Written problem:
Below are the records; reproduce all of them exactly but without any images.

Figure data in JSON
_ _ _ _ _ _ _

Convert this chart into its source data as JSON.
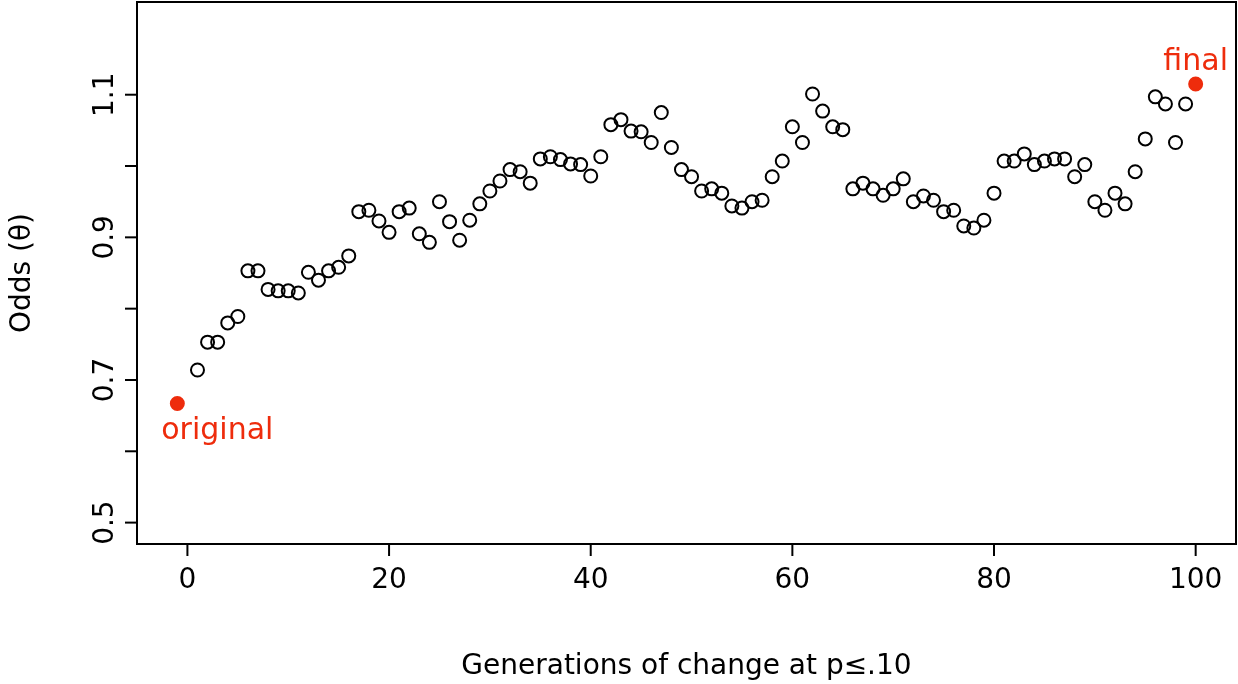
{
  "chart_data": {
    "type": "scatter",
    "xlabel": "Generations of change at p≤.10",
    "ylabel": "Odds (θ)",
    "xlim": [
      -5,
      104
    ],
    "ylim": [
      0.47,
      1.23
    ],
    "xticks": [
      0,
      20,
      40,
      60,
      80,
      100
    ],
    "yticks": [
      0.5,
      {
        "value": 0.6,
        "label": null
      },
      0.7,
      {
        "value": 0.8,
        "label": null
      },
      0.9,
      {
        "value": 1.0,
        "label": null
      },
      1.1
    ],
    "marker": "circle",
    "grid": false,
    "legend": false,
    "series": [
      {
        "color": "#000000",
        "x": [
          1,
          2,
          3,
          4,
          5,
          6,
          7,
          8,
          9,
          10,
          11,
          12,
          13,
          14,
          15,
          16,
          17,
          18,
          19,
          20,
          21,
          22,
          23,
          24,
          25,
          26,
          27,
          28,
          29,
          30,
          31,
          32,
          33,
          34,
          35,
          36,
          37,
          38,
          39,
          40,
          41,
          42,
          43,
          44,
          45,
          46,
          47,
          48,
          49,
          50,
          51,
          52,
          53,
          54,
          55,
          56,
          57,
          58,
          59,
          60,
          61,
          62,
          63,
          64,
          65,
          66,
          67,
          68,
          69,
          70,
          71,
          72,
          73,
          74,
          75,
          76,
          77,
          78,
          79,
          80,
          81,
          82,
          83,
          84,
          85,
          86,
          87,
          88,
          89,
          90,
          91,
          92,
          93,
          94,
          95,
          96,
          97,
          98,
          99
        ],
        "values": [
          0.714,
          0.753,
          0.753,
          0.78,
          0.789,
          0.853,
          0.853,
          0.827,
          0.825,
          0.825,
          0.822,
          0.851,
          0.84,
          0.853,
          0.858,
          0.874,
          0.936,
          0.938,
          0.923,
          0.907,
          0.936,
          0.941,
          0.905,
          0.893,
          0.95,
          0.922,
          0.896,
          0.924,
          0.947,
          0.965,
          0.979,
          0.995,
          0.992,
          0.976,
          1.01,
          1.013,
          1.009,
          1.003,
          1.002,
          0.986,
          1.013,
          1.058,
          1.065,
          1.049,
          1.048,
          1.033,
          1.075,
          1.026,
          0.995,
          0.985,
          0.965,
          0.968,
          0.962,
          0.944,
          0.941,
          0.95,
          0.952,
          0.985,
          1.007,
          1.055,
          1.033,
          1.101,
          1.077,
          1.055,
          1.051,
          0.968,
          0.976,
          0.968,
          0.959,
          0.968,
          0.982,
          0.95,
          0.958,
          0.952,
          0.936,
          0.938,
          0.916,
          0.913,
          0.924,
          0.962,
          1.007,
          1.007,
          1.017,
          1.002,
          1.007,
          1.01,
          1.01,
          0.985,
          1.002,
          0.95,
          0.938,
          0.962,
          0.947,
          0.992,
          1.038,
          1.097,
          1.087,
          1.033,
          1.087
        ]
      },
      {
        "color": "#ee2c0c",
        "x": [
          -1,
          100
        ],
        "values": [
          0.667,
          1.115
        ]
      }
    ],
    "annotations": [
      {
        "text": "original",
        "x": -1,
        "y": 0.667
      },
      {
        "text": "final",
        "x": 100,
        "y": 1.115
      }
    ]
  }
}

_ _ _ _ _ _ _

Answer to the exercise:
Convert this chart into its source data as JSON.
{
  "chart_data": {
    "type": "scatter",
    "xlabel": "Generations of change at p≤.10",
    "ylabel": "Odds (θ)",
    "xlim": [
      -5,
      104
    ],
    "ylim": [
      0.47,
      1.23
    ],
    "xticks": [
      0,
      20,
      40,
      60,
      80,
      100
    ],
    "yticks": [
      0.5,
      {
        "value": 0.6,
        "label": null
      },
      0.7,
      {
        "value": 0.8,
        "label": null
      },
      0.9,
      {
        "value": 1.0,
        "label": null
      },
      1.1
    ],
    "marker": "circle",
    "grid": false,
    "legend": false,
    "series": [
      {
        "color": "#000000",
        "x": [
          1,
          2,
          3,
          4,
          5,
          6,
          7,
          8,
          9,
          10,
          11,
          12,
          13,
          14,
          15,
          16,
          17,
          18,
          19,
          20,
          21,
          22,
          23,
          24,
          25,
          26,
          27,
          28,
          29,
          30,
          31,
          32,
          33,
          34,
          35,
          36,
          37,
          38,
          39,
          40,
          41,
          42,
          43,
          44,
          45,
          46,
          47,
          48,
          49,
          50,
          51,
          52,
          53,
          54,
          55,
          56,
          57,
          58,
          59,
          60,
          61,
          62,
          63,
          64,
          65,
          66,
          67,
          68,
          69,
          70,
          71,
          72,
          73,
          74,
          75,
          76,
          77,
          78,
          79,
          80,
          81,
          82,
          83,
          84,
          85,
          86,
          87,
          88,
          89,
          90,
          91,
          92,
          93,
          94,
          95,
          96,
          97,
          98,
          99
        ],
        "values": [
          0.714,
          0.753,
          0.753,
          0.78,
          0.789,
          0.853,
          0.853,
          0.827,
          0.825,
          0.825,
          0.822,
          0.851,
          0.84,
          0.853,
          0.858,
          0.874,
          0.936,
          0.938,
          0.923,
          0.907,
          0.936,
          0.941,
          0.905,
          0.893,
          0.95,
          0.922,
          0.896,
          0.924,
          0.947,
          0.965,
          0.979,
          0.995,
          0.992,
          0.976,
          1.01,
          1.013,
          1.009,
          1.003,
          1.002,
          0.986,
          1.013,
          1.058,
          1.065,
          1.049,
          1.048,
          1.033,
          1.075,
          1.026,
          0.995,
          0.985,
          0.965,
          0.968,
          0.962,
          0.944,
          0.941,
          0.95,
          0.952,
          0.985,
          1.007,
          1.055,
          1.033,
          1.101,
          1.077,
          1.055,
          1.051,
          0.968,
          0.976,
          0.968,
          0.959,
          0.968,
          0.982,
          0.95,
          0.958,
          0.952,
          0.936,
          0.938,
          0.916,
          0.913,
          0.924,
          0.962,
          1.007,
          1.007,
          1.017,
          1.002,
          1.007,
          1.01,
          1.01,
          0.985,
          1.002,
          0.95,
          0.938,
          0.962,
          0.947,
          0.992,
          1.038,
          1.097,
          1.087,
          1.033,
          1.087
        ]
      },
      {
        "color": "#ee2c0c",
        "x": [
          -1,
          100
        ],
        "values": [
          0.667,
          1.115
        ]
      }
    ],
    "annotations": [
      {
        "text": "original",
        "x": -1,
        "y": 0.667
      },
      {
        "text": "final",
        "x": 100,
        "y": 1.115
      }
    ]
  }
}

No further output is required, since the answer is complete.